**Job:** Repeat exactly each line of the data provided below.

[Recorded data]

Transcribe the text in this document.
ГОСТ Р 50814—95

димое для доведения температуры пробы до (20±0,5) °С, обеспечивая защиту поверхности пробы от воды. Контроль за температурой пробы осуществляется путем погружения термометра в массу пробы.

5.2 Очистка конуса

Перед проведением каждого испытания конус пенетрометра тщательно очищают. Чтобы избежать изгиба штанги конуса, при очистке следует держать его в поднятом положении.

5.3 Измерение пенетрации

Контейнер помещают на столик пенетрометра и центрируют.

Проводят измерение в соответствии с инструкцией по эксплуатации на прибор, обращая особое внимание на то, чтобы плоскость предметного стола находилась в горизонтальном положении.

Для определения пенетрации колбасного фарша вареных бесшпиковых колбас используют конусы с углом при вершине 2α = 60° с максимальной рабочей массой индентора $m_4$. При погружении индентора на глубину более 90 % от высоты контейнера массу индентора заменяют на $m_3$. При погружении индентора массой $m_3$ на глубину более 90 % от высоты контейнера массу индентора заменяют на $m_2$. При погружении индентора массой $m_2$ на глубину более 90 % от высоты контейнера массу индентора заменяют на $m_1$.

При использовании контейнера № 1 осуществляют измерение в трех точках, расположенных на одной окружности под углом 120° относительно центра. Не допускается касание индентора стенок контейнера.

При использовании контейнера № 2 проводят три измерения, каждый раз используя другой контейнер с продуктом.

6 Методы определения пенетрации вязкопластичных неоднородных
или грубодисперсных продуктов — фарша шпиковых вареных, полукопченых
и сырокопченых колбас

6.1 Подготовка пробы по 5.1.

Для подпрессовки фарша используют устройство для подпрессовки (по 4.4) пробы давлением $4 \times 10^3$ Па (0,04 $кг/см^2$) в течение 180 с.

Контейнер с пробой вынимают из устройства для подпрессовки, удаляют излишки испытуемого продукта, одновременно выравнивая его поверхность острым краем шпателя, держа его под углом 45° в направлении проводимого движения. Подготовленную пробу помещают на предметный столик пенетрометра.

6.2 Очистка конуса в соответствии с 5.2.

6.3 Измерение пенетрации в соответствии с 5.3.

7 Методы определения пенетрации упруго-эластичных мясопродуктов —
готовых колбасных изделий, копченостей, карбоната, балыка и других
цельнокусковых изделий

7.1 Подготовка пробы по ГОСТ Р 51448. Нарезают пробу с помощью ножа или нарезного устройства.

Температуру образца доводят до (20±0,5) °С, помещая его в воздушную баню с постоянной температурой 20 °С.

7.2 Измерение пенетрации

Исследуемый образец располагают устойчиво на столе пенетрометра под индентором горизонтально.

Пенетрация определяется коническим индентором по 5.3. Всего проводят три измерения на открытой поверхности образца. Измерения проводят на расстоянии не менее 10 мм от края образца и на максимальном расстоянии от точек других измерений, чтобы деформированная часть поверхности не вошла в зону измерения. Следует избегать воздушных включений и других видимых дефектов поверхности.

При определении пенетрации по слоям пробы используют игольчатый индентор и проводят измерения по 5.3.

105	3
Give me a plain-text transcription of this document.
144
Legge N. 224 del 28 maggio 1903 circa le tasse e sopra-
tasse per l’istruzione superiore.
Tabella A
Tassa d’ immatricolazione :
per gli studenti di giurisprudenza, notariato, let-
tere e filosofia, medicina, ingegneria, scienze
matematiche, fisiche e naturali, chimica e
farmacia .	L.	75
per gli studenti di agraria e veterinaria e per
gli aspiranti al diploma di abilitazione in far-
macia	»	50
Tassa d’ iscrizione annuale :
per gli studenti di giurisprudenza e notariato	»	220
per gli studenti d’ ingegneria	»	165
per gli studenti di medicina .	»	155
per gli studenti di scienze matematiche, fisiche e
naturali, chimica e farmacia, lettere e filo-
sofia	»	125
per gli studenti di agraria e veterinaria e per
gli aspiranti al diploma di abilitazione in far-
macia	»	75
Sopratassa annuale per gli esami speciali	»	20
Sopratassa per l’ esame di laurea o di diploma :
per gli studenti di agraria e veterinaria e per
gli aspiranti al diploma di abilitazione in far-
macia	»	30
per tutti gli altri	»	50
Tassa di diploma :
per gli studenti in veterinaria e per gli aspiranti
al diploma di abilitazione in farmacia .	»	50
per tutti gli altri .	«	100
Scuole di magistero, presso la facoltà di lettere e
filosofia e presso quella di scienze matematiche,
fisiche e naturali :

**Result for this task:**
Transcribe the text in this document.
ГОСТ Р 50814—95

димое для доведения температуры пробы до (20±0,5) °С, обеспечивая защиту поверхности пробы от воды. Контроль за температурой пробы осуществляется путем погружения термометра в массу пробы.

5.2 Очистка конуса

Перед проведением каждого испытания конус пенетрометра тщательно очищают. Чтобы избежать изгиба штанги конуса, при очистке следует держать его в поднятом положении.

5.3 Измерение пенетрации

Контейнер помещают на столик пенетрометра и центрируют.

Проводят измерение в соответствии с инструкцией по эксплуатации на прибор, обращая особое внимание на то, чтобы плоскость предметного стола находилась в горизонтальном положении.

Для определения пенетрации колбасного фарша вареных бесшпиковых колбас используют конусы с углом при вершине 2α = 60° с максимальной рабочей массой индентора $m_4$. При погружении индентора на глубину более 90 % от высоты контейнера массу индентора заменяют на $m_3$. При погружении индентора массой $m_3$ на глубину более 90 % от высоты контейнера массу индентора заменяют на $m_2$. При погружении индентора массой $m_2$ на глубину более 90 % от высоты контейнера массу индентора заменяют на $m_1$.

При использовании контейнера № 1 осуществляют измерение в трех точках, расположенных на одной окружности под углом 120° относительно центра. Не допускается касание индентора стенок контейнера.

При использовании контейнера № 2 проводят три измерения, каждый раз используя другой контейнер с продуктом.

6 Методы определения пенетрации вязкопластичных неоднородных
или грубодисперсных продуктов — фарша шпиковых вареных, полукопченых
и сырокопченых колбас

6.1 Подготовка пробы по 5.1.

Для подпрессовки фарша используют устройство для подпрессовки (по 4.4) пробы давлением $4 \times 10^3$ Па (0,04 $кг/см^2$) в течение 180 с.

Контейнер с пробой вынимают из устройства для подпрессовки, удаляют излишки испытуемого продукта, одновременно выравнивая его поверхность острым краем шпателя, держа его под углом 45° в направлении проводимого движения. Подготовленную пробу помещают на предметный столик пенетрометра.

6.2 Очистка конуса в соответствии с 5.2.

6.3 Измерение пенетрации в соответствии с 5.3.

7 Методы определения пенетрации упруго-эластичных мясопродуктов —
готовых колбасных изделий, копченостей, карбоната, балыка и других
цельнокусковых изделий

7.1 Подготовка пробы по ГОСТ Р 51448. Нарезают пробу с помощью ножа или нарезного устройства.

Температуру образца доводят до (20±0,5) °С, помещая его в воздушную баню с постоянной температурой 20 °С.

7.2 Измерение пенетрации

Исследуемый образец располагают устойчиво на столе пенетрометра под индентором горизонтально.

Пенетрация определяется коническим индентором по 5.3. Всего проводят три измерения на открытой поверхности образца. Измерения проводят на расстоянии не менее 10 мм от края образца и на максимальном расстоянии от точек других измерений, чтобы деформированная часть поверхности не вошла в зону измерения. Следует избегать воздушных включений и других видимых дефектов поверхности.

При определении пенетрации по слоям пробы используют игольчатый индентор и проводят измерения по 5.3.

105	3
Give me a plain-text transcription of this document.
144
Legge N. 224 del 28 maggio 1903 circa le tasse e sopra-
tasse per l’istruzione superiore.
Tabella A
Tassa d’ immatricolazione :
per gli studenti di giurisprudenza, notariato, let-
tere e filosofia, medicina, ingegneria, scienze
matematiche, fisiche e naturali, chimica e
farmacia .	L.	75
per gli studenti di agraria e veterinaria e per
gli aspiranti al diploma di abilitazione in far-
macia	»	50
Tassa d’ iscrizione annuale :
per gli studenti di giurisprudenza e notariato	»	220
per gli studenti d’ ingegneria	»	165
per gli studenti di medicina .	»	155
per gli studenti di scienze matematiche, fisiche e
naturali, chimica e farmacia, lettere e filo-
sofia	»	125
per gli studenti di agraria e veterinaria e per
gli aspiranti al diploma di abilitazione in far-
macia	»	75
Sopratassa annuale per gli esami speciali	»	20
Sopratassa per l’ esame di laurea o di diploma :
per gli studenti di agraria e veterinaria e per
gli aspiranti al diploma di abilitazione in far-
macia	»	30
per tutti gli altri	»	50
Tassa di diploma :
per gli studenti in veterinaria e per gli aspiranti
al diploma di abilitazione in farmacia .	»	50
per tutti gli altri .	«	100
Scuole di magistero, presso la facoltà di lettere e
filosofia e presso quella di scienze matematiche,
fisiche e naturali :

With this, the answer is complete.